Write out the material exactly, without any of its pictures.

══════════

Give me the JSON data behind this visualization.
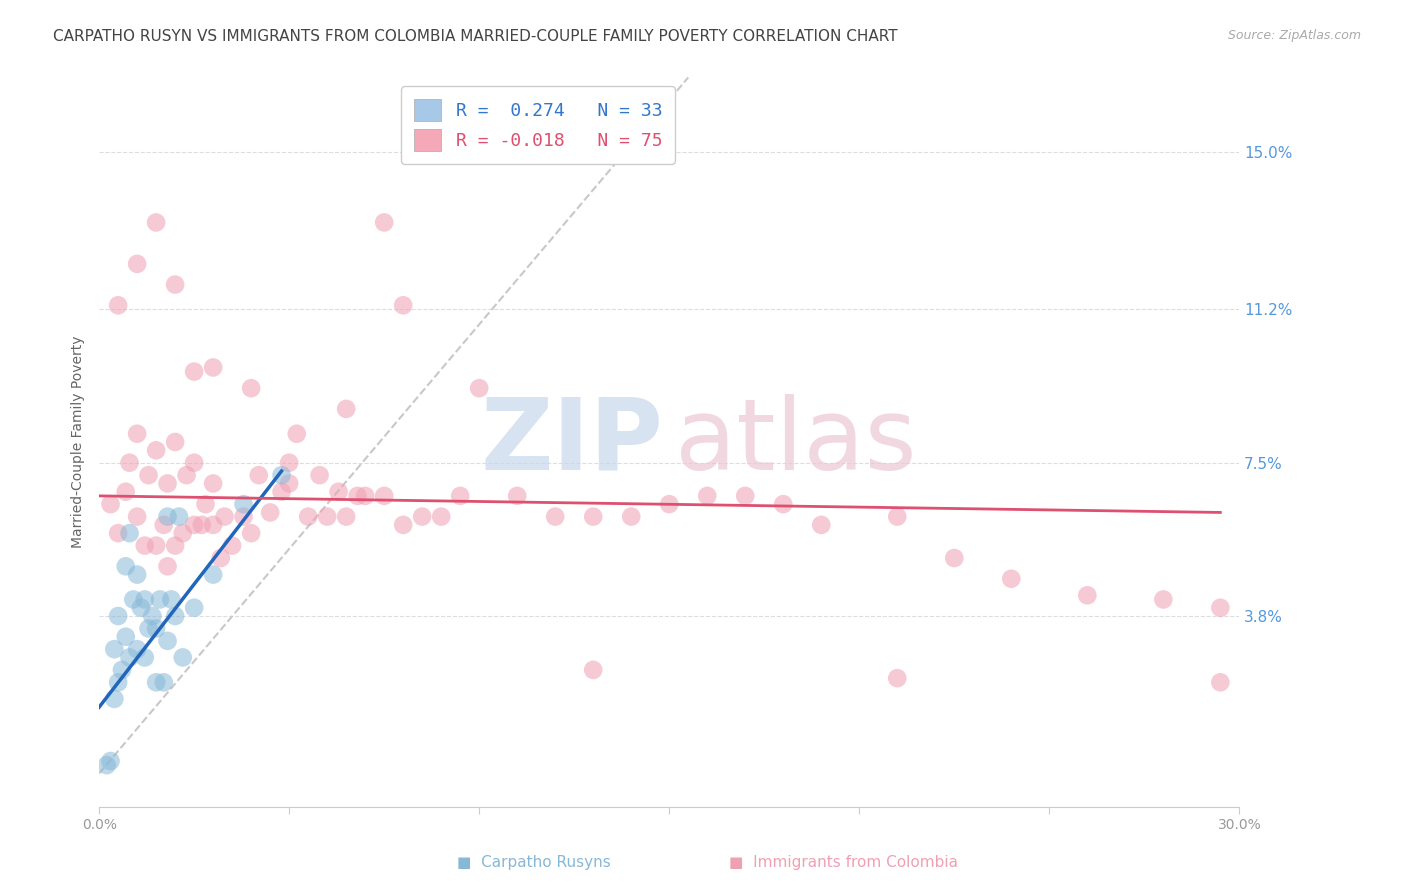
{
  "title": "CARPATHO RUSYN VS IMMIGRANTS FROM COLOMBIA MARRIED-COUPLE FAMILY POVERTY CORRELATION CHART",
  "source": "Source: ZipAtlas.com",
  "ylabel": "Married-Couple Family Poverty",
  "xmin": 0.0,
  "xmax": 0.3,
  "ymin": -0.008,
  "ymax": 0.168,
  "yticks": [
    0.038,
    0.075,
    0.112,
    0.15
  ],
  "ytick_labels": [
    "3.8%",
    "7.5%",
    "11.2%",
    "15.0%"
  ],
  "xticks": [
    0.0,
    0.05,
    0.1,
    0.15,
    0.2,
    0.25,
    0.3
  ],
  "xtick_labels": [
    "0.0%",
    "",
    "",
    "",
    "",
    "",
    "30.0%"
  ],
  "legend_r1": "R =  0.274   N = 33",
  "legend_r2": "R = -0.018   N = 75",
  "legend_color1": "#a8c8e8",
  "legend_color2": "#f4a8b8",
  "blue_color": "#88b8d8",
  "pink_color": "#f0a0b4",
  "trend_blue": "#2266bb",
  "trend_pink": "#dd5070",
  "ref_line_color": "#c8c8c8",
  "watermark_zip_color": "#c8d8ec",
  "watermark_atlas_color": "#ecc8d4",
  "blue_scatter_x": [
    0.002,
    0.003,
    0.004,
    0.004,
    0.005,
    0.005,
    0.006,
    0.007,
    0.007,
    0.008,
    0.008,
    0.009,
    0.01,
    0.01,
    0.011,
    0.012,
    0.012,
    0.013,
    0.014,
    0.015,
    0.015,
    0.016,
    0.017,
    0.018,
    0.018,
    0.019,
    0.02,
    0.021,
    0.022,
    0.025,
    0.03,
    0.038,
    0.048
  ],
  "blue_scatter_y": [
    0.002,
    0.003,
    0.018,
    0.03,
    0.022,
    0.038,
    0.025,
    0.033,
    0.05,
    0.028,
    0.058,
    0.042,
    0.03,
    0.048,
    0.04,
    0.028,
    0.042,
    0.035,
    0.038,
    0.022,
    0.035,
    0.042,
    0.022,
    0.032,
    0.062,
    0.042,
    0.038,
    0.062,
    0.028,
    0.04,
    0.048,
    0.065,
    0.072
  ],
  "pink_scatter_x": [
    0.003,
    0.005,
    0.007,
    0.008,
    0.01,
    0.01,
    0.012,
    0.013,
    0.015,
    0.015,
    0.017,
    0.018,
    0.018,
    0.02,
    0.02,
    0.022,
    0.023,
    0.025,
    0.025,
    0.027,
    0.028,
    0.03,
    0.03,
    0.032,
    0.033,
    0.035,
    0.038,
    0.04,
    0.042,
    0.045,
    0.048,
    0.05,
    0.052,
    0.055,
    0.058,
    0.06,
    0.063,
    0.065,
    0.068,
    0.07,
    0.075,
    0.08,
    0.085,
    0.09,
    0.095,
    0.1,
    0.11,
    0.12,
    0.13,
    0.14,
    0.15,
    0.16,
    0.17,
    0.18,
    0.19,
    0.21,
    0.225,
    0.24,
    0.26,
    0.28,
    0.295,
    0.005,
    0.01,
    0.015,
    0.02,
    0.025,
    0.03,
    0.04,
    0.05,
    0.065,
    0.075,
    0.08,
    0.13,
    0.21,
    0.295
  ],
  "pink_scatter_y": [
    0.065,
    0.058,
    0.068,
    0.075,
    0.062,
    0.082,
    0.055,
    0.072,
    0.055,
    0.078,
    0.06,
    0.05,
    0.07,
    0.055,
    0.08,
    0.058,
    0.072,
    0.06,
    0.075,
    0.06,
    0.065,
    0.06,
    0.07,
    0.052,
    0.062,
    0.055,
    0.062,
    0.058,
    0.072,
    0.063,
    0.068,
    0.07,
    0.082,
    0.062,
    0.072,
    0.062,
    0.068,
    0.062,
    0.067,
    0.067,
    0.067,
    0.06,
    0.062,
    0.062,
    0.067,
    0.093,
    0.067,
    0.062,
    0.062,
    0.062,
    0.065,
    0.067,
    0.067,
    0.065,
    0.06,
    0.062,
    0.052,
    0.047,
    0.043,
    0.042,
    0.04,
    0.113,
    0.123,
    0.133,
    0.118,
    0.097,
    0.098,
    0.093,
    0.075,
    0.088,
    0.133,
    0.113,
    0.025,
    0.023,
    0.022
  ],
  "grid_color": "#dddddd",
  "background_color": "#ffffff"
}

══════════

Solution to this problem -
Give me the JSON data behind this visualization.
{
  "title": "CARPATHO RUSYN VS IMMIGRANTS FROM COLOMBIA MARRIED-COUPLE FAMILY POVERTY CORRELATION CHART",
  "source": "Source: ZipAtlas.com",
  "ylabel": "Married-Couple Family Poverty",
  "xmin": 0.0,
  "xmax": 0.3,
  "ymin": -0.008,
  "ymax": 0.168,
  "yticks": [
    0.038,
    0.075,
    0.112,
    0.15
  ],
  "ytick_labels": [
    "3.8%",
    "7.5%",
    "11.2%",
    "15.0%"
  ],
  "xticks": [
    0.0,
    0.05,
    0.1,
    0.15,
    0.2,
    0.25,
    0.3
  ],
  "xtick_labels": [
    "0.0%",
    "",
    "",
    "",
    "",
    "",
    "30.0%"
  ],
  "legend_r1": "R =  0.274   N = 33",
  "legend_r2": "R = -0.018   N = 75",
  "legend_color1": "#a8c8e8",
  "legend_color2": "#f4a8b8",
  "blue_color": "#88b8d8",
  "pink_color": "#f0a0b4",
  "trend_blue": "#2266bb",
  "trend_pink": "#dd5070",
  "ref_line_color": "#c8c8c8",
  "watermark_zip_color": "#c8d8ec",
  "watermark_atlas_color": "#ecc8d4",
  "blue_scatter_x": [
    0.002,
    0.003,
    0.004,
    0.004,
    0.005,
    0.005,
    0.006,
    0.007,
    0.007,
    0.008,
    0.008,
    0.009,
    0.01,
    0.01,
    0.011,
    0.012,
    0.012,
    0.013,
    0.014,
    0.015,
    0.015,
    0.016,
    0.017,
    0.018,
    0.018,
    0.019,
    0.02,
    0.021,
    0.022,
    0.025,
    0.03,
    0.038,
    0.048
  ],
  "blue_scatter_y": [
    0.002,
    0.003,
    0.018,
    0.03,
    0.022,
    0.038,
    0.025,
    0.033,
    0.05,
    0.028,
    0.058,
    0.042,
    0.03,
    0.048,
    0.04,
    0.028,
    0.042,
    0.035,
    0.038,
    0.022,
    0.035,
    0.042,
    0.022,
    0.032,
    0.062,
    0.042,
    0.038,
    0.062,
    0.028,
    0.04,
    0.048,
    0.065,
    0.072
  ],
  "pink_scatter_x": [
    0.003,
    0.005,
    0.007,
    0.008,
    0.01,
    0.01,
    0.012,
    0.013,
    0.015,
    0.015,
    0.017,
    0.018,
    0.018,
    0.02,
    0.02,
    0.022,
    0.023,
    0.025,
    0.025,
    0.027,
    0.028,
    0.03,
    0.03,
    0.032,
    0.033,
    0.035,
    0.038,
    0.04,
    0.042,
    0.045,
    0.048,
    0.05,
    0.052,
    0.055,
    0.058,
    0.06,
    0.063,
    0.065,
    0.068,
    0.07,
    0.075,
    0.08,
    0.085,
    0.09,
    0.095,
    0.1,
    0.11,
    0.12,
    0.13,
    0.14,
    0.15,
    0.16,
    0.17,
    0.18,
    0.19,
    0.21,
    0.225,
    0.24,
    0.26,
    0.28,
    0.295,
    0.005,
    0.01,
    0.015,
    0.02,
    0.025,
    0.03,
    0.04,
    0.05,
    0.065,
    0.075,
    0.08,
    0.13,
    0.21,
    0.295
  ],
  "pink_scatter_y": [
    0.065,
    0.058,
    0.068,
    0.075,
    0.062,
    0.082,
    0.055,
    0.072,
    0.055,
    0.078,
    0.06,
    0.05,
    0.07,
    0.055,
    0.08,
    0.058,
    0.072,
    0.06,
    0.075,
    0.06,
    0.065,
    0.06,
    0.07,
    0.052,
    0.062,
    0.055,
    0.062,
    0.058,
    0.072,
    0.063,
    0.068,
    0.07,
    0.082,
    0.062,
    0.072,
    0.062,
    0.068,
    0.062,
    0.067,
    0.067,
    0.067,
    0.06,
    0.062,
    0.062,
    0.067,
    0.093,
    0.067,
    0.062,
    0.062,
    0.062,
    0.065,
    0.067,
    0.067,
    0.065,
    0.06,
    0.062,
    0.052,
    0.047,
    0.043,
    0.042,
    0.04,
    0.113,
    0.123,
    0.133,
    0.118,
    0.097,
    0.098,
    0.093,
    0.075,
    0.088,
    0.133,
    0.113,
    0.025,
    0.023,
    0.022
  ],
  "grid_color": "#dddddd",
  "background_color": "#ffffff"
}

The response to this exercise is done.